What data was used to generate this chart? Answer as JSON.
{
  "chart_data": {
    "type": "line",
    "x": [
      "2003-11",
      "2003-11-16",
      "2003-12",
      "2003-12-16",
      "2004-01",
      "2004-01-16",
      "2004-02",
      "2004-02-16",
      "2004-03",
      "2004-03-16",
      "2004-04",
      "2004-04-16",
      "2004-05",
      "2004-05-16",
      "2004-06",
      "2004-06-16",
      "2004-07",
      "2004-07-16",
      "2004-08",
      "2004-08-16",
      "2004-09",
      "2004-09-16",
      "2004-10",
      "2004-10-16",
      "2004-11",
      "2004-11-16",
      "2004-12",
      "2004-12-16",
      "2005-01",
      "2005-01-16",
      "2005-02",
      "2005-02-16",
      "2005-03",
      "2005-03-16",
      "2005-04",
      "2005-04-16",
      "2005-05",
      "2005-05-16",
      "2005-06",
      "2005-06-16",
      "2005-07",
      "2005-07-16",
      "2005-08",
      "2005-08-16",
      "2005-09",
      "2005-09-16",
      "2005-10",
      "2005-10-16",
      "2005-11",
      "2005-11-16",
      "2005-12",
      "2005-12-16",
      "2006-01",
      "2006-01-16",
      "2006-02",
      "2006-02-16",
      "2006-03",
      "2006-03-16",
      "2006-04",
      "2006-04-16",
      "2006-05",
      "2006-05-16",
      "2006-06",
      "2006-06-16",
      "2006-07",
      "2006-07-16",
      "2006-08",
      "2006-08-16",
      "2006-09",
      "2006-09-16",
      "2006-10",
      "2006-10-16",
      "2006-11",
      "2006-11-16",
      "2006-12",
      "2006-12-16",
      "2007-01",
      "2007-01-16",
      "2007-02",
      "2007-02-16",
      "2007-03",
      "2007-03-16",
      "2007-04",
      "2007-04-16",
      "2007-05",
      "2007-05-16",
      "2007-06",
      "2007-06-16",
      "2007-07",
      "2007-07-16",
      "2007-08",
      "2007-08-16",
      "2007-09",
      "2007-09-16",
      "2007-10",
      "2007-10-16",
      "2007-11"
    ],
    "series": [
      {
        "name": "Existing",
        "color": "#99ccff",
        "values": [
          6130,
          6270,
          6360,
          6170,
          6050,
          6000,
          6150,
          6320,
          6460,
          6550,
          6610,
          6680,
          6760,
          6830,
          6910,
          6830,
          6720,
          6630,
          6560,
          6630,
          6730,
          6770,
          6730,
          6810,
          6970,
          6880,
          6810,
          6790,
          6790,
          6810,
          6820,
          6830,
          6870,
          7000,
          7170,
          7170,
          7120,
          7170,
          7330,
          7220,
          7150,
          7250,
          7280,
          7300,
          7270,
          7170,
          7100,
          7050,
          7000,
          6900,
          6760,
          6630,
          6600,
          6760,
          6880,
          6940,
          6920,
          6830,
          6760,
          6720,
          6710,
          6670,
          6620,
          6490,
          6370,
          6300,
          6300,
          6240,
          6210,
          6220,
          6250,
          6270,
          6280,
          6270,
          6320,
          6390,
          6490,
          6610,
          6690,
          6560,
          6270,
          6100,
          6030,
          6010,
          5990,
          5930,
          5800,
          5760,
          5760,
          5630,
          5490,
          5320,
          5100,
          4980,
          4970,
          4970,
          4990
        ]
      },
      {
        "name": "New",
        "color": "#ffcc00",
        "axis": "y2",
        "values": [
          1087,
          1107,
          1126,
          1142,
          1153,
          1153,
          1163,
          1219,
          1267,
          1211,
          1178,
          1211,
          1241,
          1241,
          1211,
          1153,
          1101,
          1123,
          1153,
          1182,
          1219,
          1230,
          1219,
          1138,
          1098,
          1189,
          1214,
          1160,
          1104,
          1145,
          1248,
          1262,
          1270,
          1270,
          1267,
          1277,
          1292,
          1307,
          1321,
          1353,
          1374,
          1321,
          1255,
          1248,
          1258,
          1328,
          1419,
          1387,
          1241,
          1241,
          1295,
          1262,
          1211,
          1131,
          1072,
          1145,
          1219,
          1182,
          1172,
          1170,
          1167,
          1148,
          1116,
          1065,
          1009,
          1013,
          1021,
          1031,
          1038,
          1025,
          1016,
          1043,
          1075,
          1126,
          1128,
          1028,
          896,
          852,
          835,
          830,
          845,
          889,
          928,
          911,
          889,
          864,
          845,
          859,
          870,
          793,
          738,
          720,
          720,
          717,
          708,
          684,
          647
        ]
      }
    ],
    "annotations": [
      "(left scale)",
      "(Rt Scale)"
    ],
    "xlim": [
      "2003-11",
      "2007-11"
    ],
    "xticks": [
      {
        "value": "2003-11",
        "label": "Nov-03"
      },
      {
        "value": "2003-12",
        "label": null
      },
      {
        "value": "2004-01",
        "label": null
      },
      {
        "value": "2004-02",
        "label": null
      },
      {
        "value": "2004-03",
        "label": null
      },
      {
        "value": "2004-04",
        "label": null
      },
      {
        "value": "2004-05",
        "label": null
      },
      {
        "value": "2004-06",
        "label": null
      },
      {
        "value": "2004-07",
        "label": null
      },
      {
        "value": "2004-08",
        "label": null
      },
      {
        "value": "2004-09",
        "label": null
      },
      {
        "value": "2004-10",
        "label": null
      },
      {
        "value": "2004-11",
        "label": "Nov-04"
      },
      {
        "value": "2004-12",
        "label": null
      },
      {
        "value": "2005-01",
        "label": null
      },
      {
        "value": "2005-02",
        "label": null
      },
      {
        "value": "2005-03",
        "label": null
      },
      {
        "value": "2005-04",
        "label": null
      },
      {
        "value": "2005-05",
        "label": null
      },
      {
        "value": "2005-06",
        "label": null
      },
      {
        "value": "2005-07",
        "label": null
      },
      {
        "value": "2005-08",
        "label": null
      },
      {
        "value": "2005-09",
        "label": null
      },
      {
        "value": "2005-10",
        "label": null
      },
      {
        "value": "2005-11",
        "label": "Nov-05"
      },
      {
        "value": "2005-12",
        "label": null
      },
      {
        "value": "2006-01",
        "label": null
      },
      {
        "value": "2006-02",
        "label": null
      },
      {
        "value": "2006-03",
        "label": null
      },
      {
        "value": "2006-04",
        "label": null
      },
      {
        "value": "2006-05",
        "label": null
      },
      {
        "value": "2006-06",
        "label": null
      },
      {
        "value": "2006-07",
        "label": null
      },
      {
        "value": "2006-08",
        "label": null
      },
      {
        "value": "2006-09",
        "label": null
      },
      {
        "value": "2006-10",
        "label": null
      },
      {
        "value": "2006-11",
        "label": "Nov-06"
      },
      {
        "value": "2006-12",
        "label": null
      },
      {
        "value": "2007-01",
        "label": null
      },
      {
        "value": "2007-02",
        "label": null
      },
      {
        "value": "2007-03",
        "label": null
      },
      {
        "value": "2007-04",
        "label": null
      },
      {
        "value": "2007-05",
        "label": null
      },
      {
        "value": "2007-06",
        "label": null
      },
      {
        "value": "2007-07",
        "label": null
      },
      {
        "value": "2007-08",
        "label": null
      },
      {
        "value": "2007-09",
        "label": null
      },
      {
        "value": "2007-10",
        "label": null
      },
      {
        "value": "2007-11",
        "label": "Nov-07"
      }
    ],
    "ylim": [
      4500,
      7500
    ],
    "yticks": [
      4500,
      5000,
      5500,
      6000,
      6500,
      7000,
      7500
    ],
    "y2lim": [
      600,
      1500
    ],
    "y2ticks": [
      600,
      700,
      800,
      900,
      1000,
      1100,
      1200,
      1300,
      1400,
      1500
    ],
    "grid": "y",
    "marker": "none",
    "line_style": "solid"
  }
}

****************

§ Challenge
Output every record above exactly as it appears.

§ The completed task
What data was used to generate this chart? Answer as JSON.
{
  "chart_data": {
    "type": "line",
    "x": [
      "2003-11",
      "2003-11-16",
      "2003-12",
      "2003-12-16",
      "2004-01",
      "2004-01-16",
      "2004-02",
      "2004-02-16",
      "2004-03",
      "2004-03-16",
      "2004-04",
      "2004-04-16",
      "2004-05",
      "2004-05-16",
      "2004-06",
      "2004-06-16",
      "2004-07",
      "2004-07-16",
      "2004-08",
      "2004-08-16",
      "2004-09",
      "2004-09-16",
      "2004-10",
      "2004-10-16",
      "2004-11",
      "2004-11-16",
      "2004-12",
      "2004-12-16",
      "2005-01",
      "2005-01-16",
      "2005-02",
      "2005-02-16",
      "2005-03",
      "2005-03-16",
      "2005-04",
      "2005-04-16",
      "2005-05",
      "2005-05-16",
      "2005-06",
      "2005-06-16",
      "2005-07",
      "2005-07-16",
      "2005-08",
      "2005-08-16",
      "2005-09",
      "2005-09-16",
      "2005-10",
      "2005-10-16",
      "2005-11",
      "2005-11-16",
      "2005-12",
      "2005-12-16",
      "2006-01",
      "2006-01-16",
      "2006-02",
      "2006-02-16",
      "2006-03",
      "2006-03-16",
      "2006-04",
      "2006-04-16",
      "2006-05",
      "2006-05-16",
      "2006-06",
      "2006-06-16",
      "2006-07",
      "2006-07-16",
      "2006-08",
      "2006-08-16",
      "2006-09",
      "2006-09-16",
      "2006-10",
      "2006-10-16",
      "2006-11",
      "2006-11-16",
      "2006-12",
      "2006-12-16",
      "2007-01",
      "2007-01-16",
      "2007-02",
      "2007-02-16",
      "2007-03",
      "2007-03-16",
      "2007-04",
      "2007-04-16",
      "2007-05",
      "2007-05-16",
      "2007-06",
      "2007-06-16",
      "2007-07",
      "2007-07-16",
      "2007-08",
      "2007-08-16",
      "2007-09",
      "2007-09-16",
      "2007-10",
      "2007-10-16",
      "2007-11"
    ],
    "series": [
      {
        "name": "Existing",
        "color": "#99ccff",
        "values": [
          6130,
          6270,
          6360,
          6170,
          6050,
          6000,
          6150,
          6320,
          6460,
          6550,
          6610,
          6680,
          6760,
          6830,
          6910,
          6830,
          6720,
          6630,
          6560,
          6630,
          6730,
          6770,
          6730,
          6810,
          6970,
          6880,
          6810,
          6790,
          6790,
          6810,
          6820,
          6830,
          6870,
          7000,
          7170,
          7170,
          7120,
          7170,
          7330,
          7220,
          7150,
          7250,
          7280,
          7300,
          7270,
          7170,
          7100,
          7050,
          7000,
          6900,
          6760,
          6630,
          6600,
          6760,
          6880,
          6940,
          6920,
          6830,
          6760,
          6720,
          6710,
          6670,
          6620,
          6490,
          6370,
          6300,
          6300,
          6240,
          6210,
          6220,
          6250,
          6270,
          6280,
          6270,
          6320,
          6390,
          6490,
          6610,
          6690,
          6560,
          6270,
          6100,
          6030,
          6010,
          5990,
          5930,
          5800,
          5760,
          5760,
          5630,
          5490,
          5320,
          5100,
          4980,
          4970,
          4970,
          4990
        ]
      },
      {
        "name": "New",
        "color": "#ffcc00",
        "axis": "y2",
        "values": [
          1087,
          1107,
          1126,
          1142,
          1153,
          1153,
          1163,
          1219,
          1267,
          1211,
          1178,
          1211,
          1241,
          1241,
          1211,
          1153,
          1101,
          1123,
          1153,
          1182,
          1219,
          1230,
          1219,
          1138,
          1098,
          1189,
          1214,
          1160,
          1104,
          1145,
          1248,
          1262,
          1270,
          1270,
          1267,
          1277,
          1292,
          1307,
          1321,
          1353,
          1374,
          1321,
          1255,
          1248,
          1258,
          1328,
          1419,
          1387,
          1241,
          1241,
          1295,
          1262,
          1211,
          1131,
          1072,
          1145,
          1219,
          1182,
          1172,
          1170,
          1167,
          1148,
          1116,
          1065,
          1009,
          1013,
          1021,
          1031,
          1038,
          1025,
          1016,
          1043,
          1075,
          1126,
          1128,
          1028,
          896,
          852,
          835,
          830,
          845,
          889,
          928,
          911,
          889,
          864,
          845,
          859,
          870,
          793,
          738,
          720,
          720,
          717,
          708,
          684,
          647
        ]
      }
    ],
    "annotations": [
      "(left scale)",
      "(Rt Scale)"
    ],
    "xlim": [
      "2003-11",
      "2007-11"
    ],
    "xticks": [
      {
        "value": "2003-11",
        "label": "Nov-03"
      },
      {
        "value": "2003-12",
        "label": null
      },
      {
        "value": "2004-01",
        "label": null
      },
      {
        "value": "2004-02",
        "label": null
      },
      {
        "value": "2004-03",
        "label": null
      },
      {
        "value": "2004-04",
        "label": null
      },
      {
        "value": "2004-05",
        "label": null
      },
      {
        "value": "2004-06",
        "label": null
      },
      {
        "value": "2004-07",
        "label": null
      },
      {
        "value": "2004-08",
        "label": null
      },
      {
        "value": "2004-09",
        "label": null
      },
      {
        "value": "2004-10",
        "label": null
      },
      {
        "value": "2004-11",
        "label": "Nov-04"
      },
      {
        "value": "2004-12",
        "label": null
      },
      {
        "value": "2005-01",
        "label": null
      },
      {
        "value": "2005-02",
        "label": null
      },
      {
        "value": "2005-03",
        "label": null
      },
      {
        "value": "2005-04",
        "label": null
      },
      {
        "value": "2005-05",
        "label": null
      },
      {
        "value": "2005-06",
        "label": null
      },
      {
        "value": "2005-07",
        "label": null
      },
      {
        "value": "2005-08",
        "label": null
      },
      {
        "value": "2005-09",
        "label": null
      },
      {
        "value": "2005-10",
        "label": null
      },
      {
        "value": "2005-11",
        "label": "Nov-05"
      },
      {
        "value": "2005-12",
        "label": null
      },
      {
        "value": "2006-01",
        "label": null
      },
      {
        "value": "2006-02",
        "label": null
      },
      {
        "value": "2006-03",
        "label": null
      },
      {
        "value": "2006-04",
        "label": null
      },
      {
        "value": "2006-05",
        "label": null
      },
      {
        "value": "2006-06",
        "label": null
      },
      {
        "value": "2006-07",
        "label": null
      },
      {
        "value": "2006-08",
        "label": null
      },
      {
        "value": "2006-09",
        "label": null
      },
      {
        "value": "2006-10",
        "label": null
      },
      {
        "value": "2006-11",
        "label": "Nov-06"
      },
      {
        "value": "2006-12",
        "label": null
      },
      {
        "value": "2007-01",
        "label": null
      },
      {
        "value": "2007-02",
        "label": null
      },
      {
        "value": "2007-03",
        "label": null
      },
      {
        "value": "2007-04",
        "label": null
      },
      {
        "value": "2007-05",
        "label": null
      },
      {
        "value": "2007-06",
        "label": null
      },
      {
        "value": "2007-07",
        "label": null
      },
      {
        "value": "2007-08",
        "label": null
      },
      {
        "value": "2007-09",
        "label": null
      },
      {
        "value": "2007-10",
        "label": null
      },
      {
        "value": "2007-11",
        "label": "Nov-07"
      }
    ],
    "ylim": [
      4500,
      7500
    ],
    "yticks": [
      4500,
      5000,
      5500,
      6000,
      6500,
      7000,
      7500
    ],
    "y2lim": [
      600,
      1500
    ],
    "y2ticks": [
      600,
      700,
      800,
      900,
      1000,
      1100,
      1200,
      1300,
      1400,
      1500
    ],
    "grid": "y",
    "marker": "none",
    "line_style": "solid"
  }
}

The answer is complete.